---------- Information shown ----------

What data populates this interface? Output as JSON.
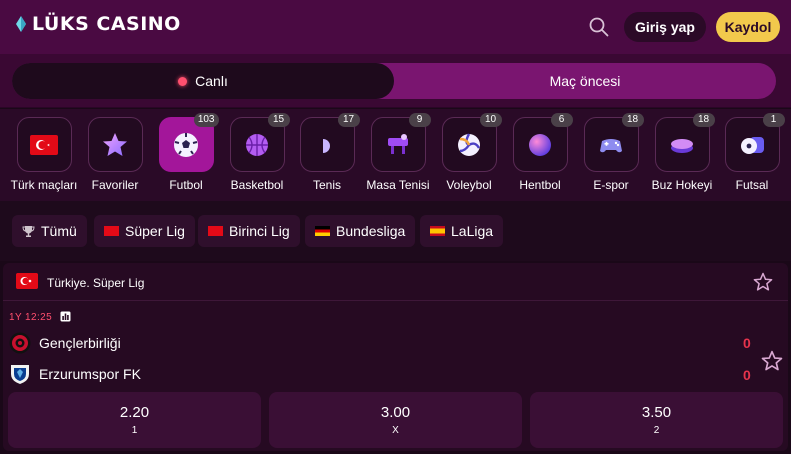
{
  "header": {
    "logo_text": "LÜKS CASINO",
    "login_label": "Giriş yap",
    "register_label": "Kaydol"
  },
  "tabs": [
    {
      "label": "Canlı",
      "active": true
    },
    {
      "label": "Maç öncesi",
      "active": false
    }
  ],
  "sports": [
    {
      "label": "Türk maçları",
      "count": "",
      "icon": "turkey-flag-icon"
    },
    {
      "label": "Favoriler",
      "count": "",
      "icon": "star-icon"
    },
    {
      "label": "Futbol",
      "count": "103",
      "icon": "football-icon",
      "active": true
    },
    {
      "label": "Basketbol",
      "count": "15",
      "icon": "basketball-icon"
    },
    {
      "label": "Tenis",
      "count": "17",
      "icon": "tennis-icon"
    },
    {
      "label": "Masa Tenisi",
      "count": "9",
      "icon": "table-tennis-icon"
    },
    {
      "label": "Voleybol",
      "count": "10",
      "icon": "volleyball-icon"
    },
    {
      "label": "Hentbol",
      "count": "6",
      "icon": "handball-icon"
    },
    {
      "label": "E-spor",
      "count": "18",
      "icon": "gamepad-icon"
    },
    {
      "label": "Buz Hokeyi",
      "count": "18",
      "icon": "hockey-puck-icon"
    },
    {
      "label": "Futsal",
      "count": "1",
      "icon": "futsal-icon"
    }
  ],
  "leagues": [
    {
      "label": "Tümü",
      "icon": "trophy-icon"
    },
    {
      "label": "Süper Lig",
      "icon": "turkey-flag-icon"
    },
    {
      "label": "Birinci Lig",
      "icon": "turkey-flag-icon"
    },
    {
      "label": "Bundesliga",
      "icon": "germany-flag-icon"
    },
    {
      "label": "LaLiga",
      "icon": "spain-flag-icon"
    }
  ],
  "match": {
    "league": "Türkiye. Süper Lig",
    "time": "1Y 12:25",
    "home": {
      "name": "Gençlerbirliği",
      "score": "0"
    },
    "away": {
      "name": "Erzurumspor FK",
      "score": "0"
    },
    "odds": [
      {
        "value": "2.20",
        "label": "1"
      },
      {
        "value": "3.00",
        "label": "X"
      },
      {
        "value": "3.50",
        "label": "2"
      }
    ]
  },
  "colors": {
    "header_bg": "#4a0a42",
    "accent": "#a3169a",
    "register_bg": "#f2c94c",
    "live": "#ff4f6e",
    "score": "#e6334c"
  }
}
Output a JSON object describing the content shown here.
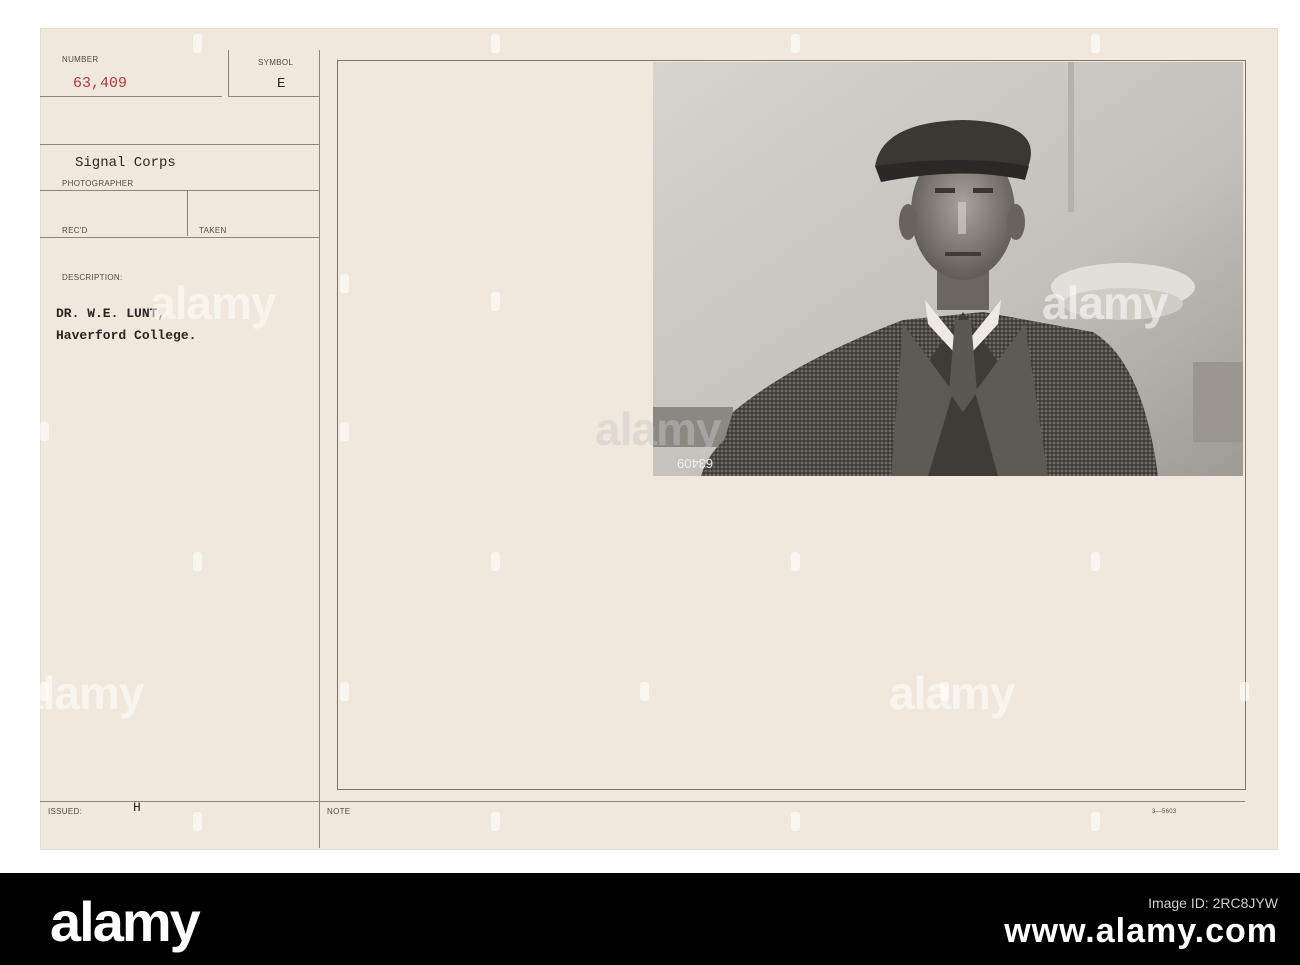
{
  "record": {
    "number_label": "NUMBER",
    "number_value": "63,409",
    "symbol_label": "SYMBOL",
    "symbol_value": "E",
    "photographer_value": "Signal Corps",
    "photographer_label": "PHOTOGRAPHER",
    "recd_label": "REC'D",
    "taken_label": "TAKEN",
    "description_label": "DESCRIPTION:",
    "description_line1": "DR. W.E. LUNT,",
    "description_line2": "Haverford College.",
    "issued_label": "ISSUED:",
    "issued_value": "H",
    "note_label": "NOTE",
    "form_code": "3—5603"
  },
  "photo": {
    "negative_number": "63409",
    "subject": "man-in-flat-cap-portrait"
  },
  "watermark": {
    "text": "alamy"
  },
  "footer": {
    "logo": "alamy",
    "image_id_label": "Image ID: 2RC8JYW",
    "image_id_value": "www.alamy.com"
  },
  "colors": {
    "card": "#f0e8dc",
    "rule": "#8f867b",
    "stamp_red": "#b03a3e",
    "typewriter": "#2a2623",
    "footer_bg": "#000000"
  }
}
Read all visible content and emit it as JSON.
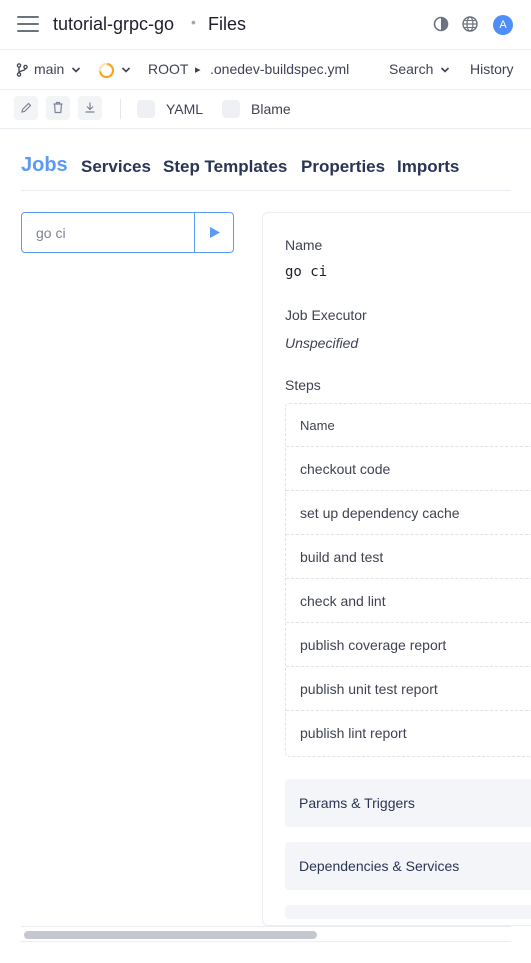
{
  "header": {
    "project": "tutorial-grpc-go",
    "separator": "•",
    "section": "Files",
    "avatar_letter": "A",
    "icons": [
      "menu-icon",
      "theme-toggle-icon",
      "language-globe-icon"
    ]
  },
  "branchbar": {
    "branch": "main",
    "path_root": "ROOT",
    "path_separator": "▸",
    "file": ".onedev-buildspec.yml",
    "search_label": "Search",
    "history_label": "History"
  },
  "toolbar": {
    "yaml_label": "YAML",
    "blame_label": "Blame"
  },
  "tabs": [
    "Jobs",
    "Services",
    "Step Templates",
    "Properties",
    "Imports"
  ],
  "job_selector": {
    "value": "go ci"
  },
  "job": {
    "name_label": "Name",
    "name_value": "go ci",
    "executor_label": "Job Executor",
    "executor_value": "Unspecified",
    "steps_label": "Steps",
    "steps_header": "Name",
    "steps": [
      "checkout code",
      "set up dependency cache",
      "build and test",
      "check and lint",
      "publish coverage report",
      "publish unit test report",
      "publish lint report"
    ],
    "sections": [
      "Params & Triggers",
      "Dependencies & Services"
    ]
  },
  "colors": {
    "accent": "#5b9bf2",
    "avatar": "#4f8ef7",
    "heading": "#2a3556"
  }
}
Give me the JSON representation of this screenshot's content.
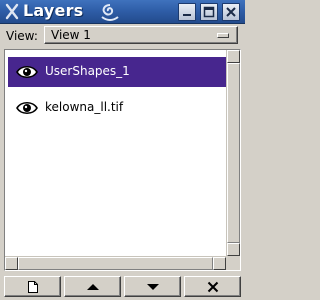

----------

§ Description of the task: Which lines contain "content"? Copy each of them.

§ Response to the exercise:
Output a JSON object describing the content shown here.
Read all visible content and emit it as JSON.
Give me the JSON representation of this screenshot's content.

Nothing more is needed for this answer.